----- RECORD EXTRACTS -----
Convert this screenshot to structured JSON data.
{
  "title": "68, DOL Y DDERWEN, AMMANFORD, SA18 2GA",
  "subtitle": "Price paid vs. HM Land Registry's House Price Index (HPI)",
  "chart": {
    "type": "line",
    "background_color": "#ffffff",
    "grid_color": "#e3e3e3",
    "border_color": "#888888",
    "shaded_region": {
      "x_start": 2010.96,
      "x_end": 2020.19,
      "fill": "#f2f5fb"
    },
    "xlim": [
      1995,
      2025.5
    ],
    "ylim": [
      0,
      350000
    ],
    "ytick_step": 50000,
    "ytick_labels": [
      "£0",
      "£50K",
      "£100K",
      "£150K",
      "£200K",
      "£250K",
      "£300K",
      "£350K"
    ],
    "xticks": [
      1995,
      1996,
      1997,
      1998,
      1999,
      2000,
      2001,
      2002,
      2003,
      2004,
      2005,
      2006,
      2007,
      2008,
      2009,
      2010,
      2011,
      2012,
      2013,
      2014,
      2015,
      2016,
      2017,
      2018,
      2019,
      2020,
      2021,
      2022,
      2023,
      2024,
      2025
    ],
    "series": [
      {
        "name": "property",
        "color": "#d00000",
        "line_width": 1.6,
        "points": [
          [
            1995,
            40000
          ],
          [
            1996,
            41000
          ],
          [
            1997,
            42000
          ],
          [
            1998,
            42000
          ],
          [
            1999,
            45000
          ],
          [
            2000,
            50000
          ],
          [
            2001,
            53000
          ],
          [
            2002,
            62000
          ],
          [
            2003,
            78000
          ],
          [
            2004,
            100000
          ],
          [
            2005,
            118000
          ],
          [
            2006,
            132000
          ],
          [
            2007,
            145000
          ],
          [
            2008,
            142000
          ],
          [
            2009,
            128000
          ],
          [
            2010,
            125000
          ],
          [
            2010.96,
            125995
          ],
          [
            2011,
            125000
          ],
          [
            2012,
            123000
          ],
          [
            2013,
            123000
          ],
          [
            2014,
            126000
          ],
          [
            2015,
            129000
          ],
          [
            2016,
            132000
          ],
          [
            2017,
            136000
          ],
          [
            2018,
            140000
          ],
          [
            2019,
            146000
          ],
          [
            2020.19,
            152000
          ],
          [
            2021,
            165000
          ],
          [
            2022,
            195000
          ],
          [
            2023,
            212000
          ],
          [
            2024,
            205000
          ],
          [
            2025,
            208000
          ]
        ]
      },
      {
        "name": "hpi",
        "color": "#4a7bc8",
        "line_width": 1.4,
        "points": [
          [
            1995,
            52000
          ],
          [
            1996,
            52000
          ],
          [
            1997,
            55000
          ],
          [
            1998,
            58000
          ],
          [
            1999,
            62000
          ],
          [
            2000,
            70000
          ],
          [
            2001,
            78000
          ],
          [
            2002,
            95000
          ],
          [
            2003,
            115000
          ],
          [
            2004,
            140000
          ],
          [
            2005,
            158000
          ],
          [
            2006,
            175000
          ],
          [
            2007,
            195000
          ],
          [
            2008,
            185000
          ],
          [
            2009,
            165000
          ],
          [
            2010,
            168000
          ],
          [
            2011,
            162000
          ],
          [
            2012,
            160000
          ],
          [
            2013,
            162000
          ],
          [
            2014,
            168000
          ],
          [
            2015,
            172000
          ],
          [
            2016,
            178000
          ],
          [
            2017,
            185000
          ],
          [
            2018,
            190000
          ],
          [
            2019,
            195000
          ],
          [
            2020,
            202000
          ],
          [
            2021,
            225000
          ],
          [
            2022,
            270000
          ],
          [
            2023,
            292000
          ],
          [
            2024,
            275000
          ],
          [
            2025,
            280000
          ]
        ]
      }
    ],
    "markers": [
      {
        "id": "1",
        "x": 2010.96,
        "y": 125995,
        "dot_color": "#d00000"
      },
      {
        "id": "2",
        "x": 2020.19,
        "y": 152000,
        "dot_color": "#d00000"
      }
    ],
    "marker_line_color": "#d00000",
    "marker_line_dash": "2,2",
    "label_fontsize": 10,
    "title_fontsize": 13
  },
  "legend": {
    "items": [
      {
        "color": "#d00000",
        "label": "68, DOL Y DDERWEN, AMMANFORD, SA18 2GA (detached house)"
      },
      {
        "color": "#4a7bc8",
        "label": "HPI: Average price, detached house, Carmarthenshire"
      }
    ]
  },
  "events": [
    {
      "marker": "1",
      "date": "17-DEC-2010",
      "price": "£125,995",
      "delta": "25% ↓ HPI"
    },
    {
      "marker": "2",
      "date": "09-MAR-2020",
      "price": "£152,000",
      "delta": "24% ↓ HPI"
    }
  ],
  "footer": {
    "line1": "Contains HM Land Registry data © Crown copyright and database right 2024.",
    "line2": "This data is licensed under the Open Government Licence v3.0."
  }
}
-----
## TASK REQUIREMENTS
Every line containing the string "data" must be listed.

## FINISHED ANSWER
Convert this screenshot to structured JSON data.
    "line1": "Contains HM Land Registry data © Crown copyright and database right 2024.",
    "line2": "This data is licensed under the Open Government Licence v3.0."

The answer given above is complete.